[Saved entries]
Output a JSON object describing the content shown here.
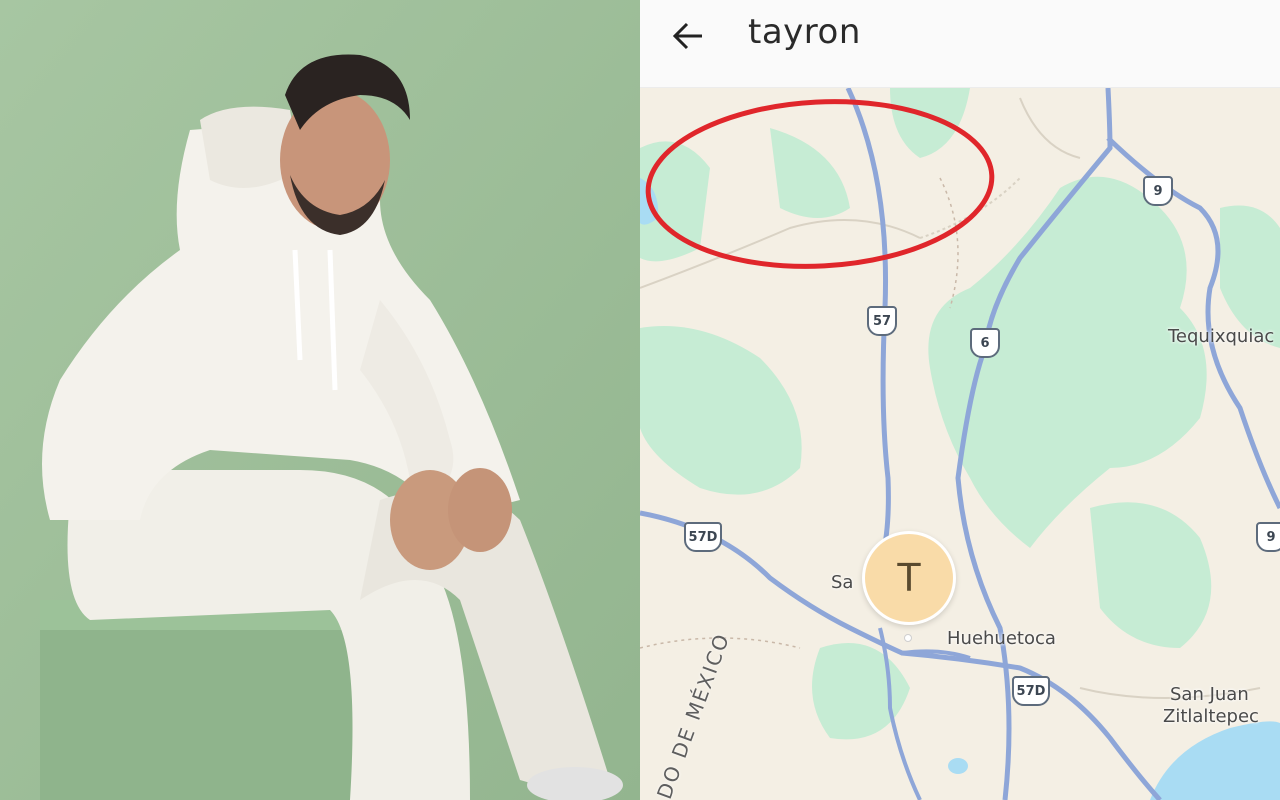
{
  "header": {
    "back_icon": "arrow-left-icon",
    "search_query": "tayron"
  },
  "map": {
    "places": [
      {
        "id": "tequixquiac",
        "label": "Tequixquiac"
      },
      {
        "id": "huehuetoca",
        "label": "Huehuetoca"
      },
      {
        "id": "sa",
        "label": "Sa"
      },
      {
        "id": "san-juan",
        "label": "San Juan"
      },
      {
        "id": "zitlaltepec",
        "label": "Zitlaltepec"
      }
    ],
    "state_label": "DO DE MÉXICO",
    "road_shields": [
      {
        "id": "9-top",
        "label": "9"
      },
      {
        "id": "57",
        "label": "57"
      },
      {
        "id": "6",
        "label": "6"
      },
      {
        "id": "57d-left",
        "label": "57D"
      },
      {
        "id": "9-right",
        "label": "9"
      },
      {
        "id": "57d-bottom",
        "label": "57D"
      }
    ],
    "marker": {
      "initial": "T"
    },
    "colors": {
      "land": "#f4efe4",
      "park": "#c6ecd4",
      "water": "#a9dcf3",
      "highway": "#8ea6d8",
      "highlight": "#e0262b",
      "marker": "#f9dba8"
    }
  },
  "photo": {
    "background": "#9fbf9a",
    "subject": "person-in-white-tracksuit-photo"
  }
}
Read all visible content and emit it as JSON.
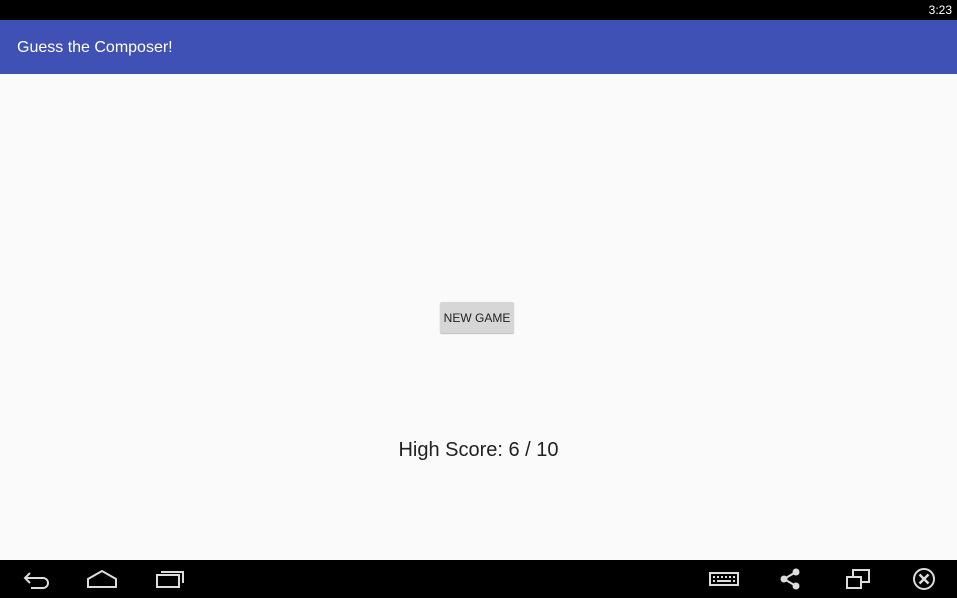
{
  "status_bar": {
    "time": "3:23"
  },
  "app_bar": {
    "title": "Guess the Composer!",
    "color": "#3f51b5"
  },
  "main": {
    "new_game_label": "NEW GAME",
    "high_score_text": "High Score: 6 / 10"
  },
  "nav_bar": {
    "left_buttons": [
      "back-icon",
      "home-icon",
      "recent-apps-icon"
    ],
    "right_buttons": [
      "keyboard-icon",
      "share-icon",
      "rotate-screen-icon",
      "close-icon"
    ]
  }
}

* [Work instructions]:
Exclude all images and restate the records above word for word.

* [The response]:
Output a JSON object describing the content shown here.
{
  "header": {
    "back_icon": "arrow-left-icon",
    "search_query": "tayron"
  },
  "map": {
    "places": [
      {
        "id": "tequixquiac",
        "label": "Tequixquiac"
      },
      {
        "id": "huehuetoca",
        "label": "Huehuetoca"
      },
      {
        "id": "sa",
        "label": "Sa"
      },
      {
        "id": "san-juan",
        "label": "San Juan"
      },
      {
        "id": "zitlaltepec",
        "label": "Zitlaltepec"
      }
    ],
    "state_label": "DO DE MÉXICO",
    "road_shields": [
      {
        "id": "9-top",
        "label": "9"
      },
      {
        "id": "57",
        "label": "57"
      },
      {
        "id": "6",
        "label": "6"
      },
      {
        "id": "57d-left",
        "label": "57D"
      },
      {
        "id": "9-right",
        "label": "9"
      },
      {
        "id": "57d-bottom",
        "label": "57D"
      }
    ],
    "marker": {
      "initial": "T"
    },
    "colors": {
      "land": "#f4efe4",
      "park": "#c6ecd4",
      "water": "#a9dcf3",
      "highway": "#8ea6d8",
      "highlight": "#e0262b",
      "marker": "#f9dba8"
    }
  },
  "photo": {
    "background": "#9fbf9a",
    "subject": "person-in-white-tracksuit-photo"
  }
}
Read all visible content and emit it as JSON.
{
  "status_bar": {
    "time": "3:23"
  },
  "app_bar": {
    "title": "Guess the Composer!",
    "color": "#3f51b5"
  },
  "main": {
    "new_game_label": "NEW GAME",
    "high_score_text": "High Score: 6 / 10"
  },
  "nav_bar": {
    "left_buttons": [
      "back-icon",
      "home-icon",
      "recent-apps-icon"
    ],
    "right_buttons": [
      "keyboard-icon",
      "share-icon",
      "rotate-screen-icon",
      "close-icon"
    ]
  }
}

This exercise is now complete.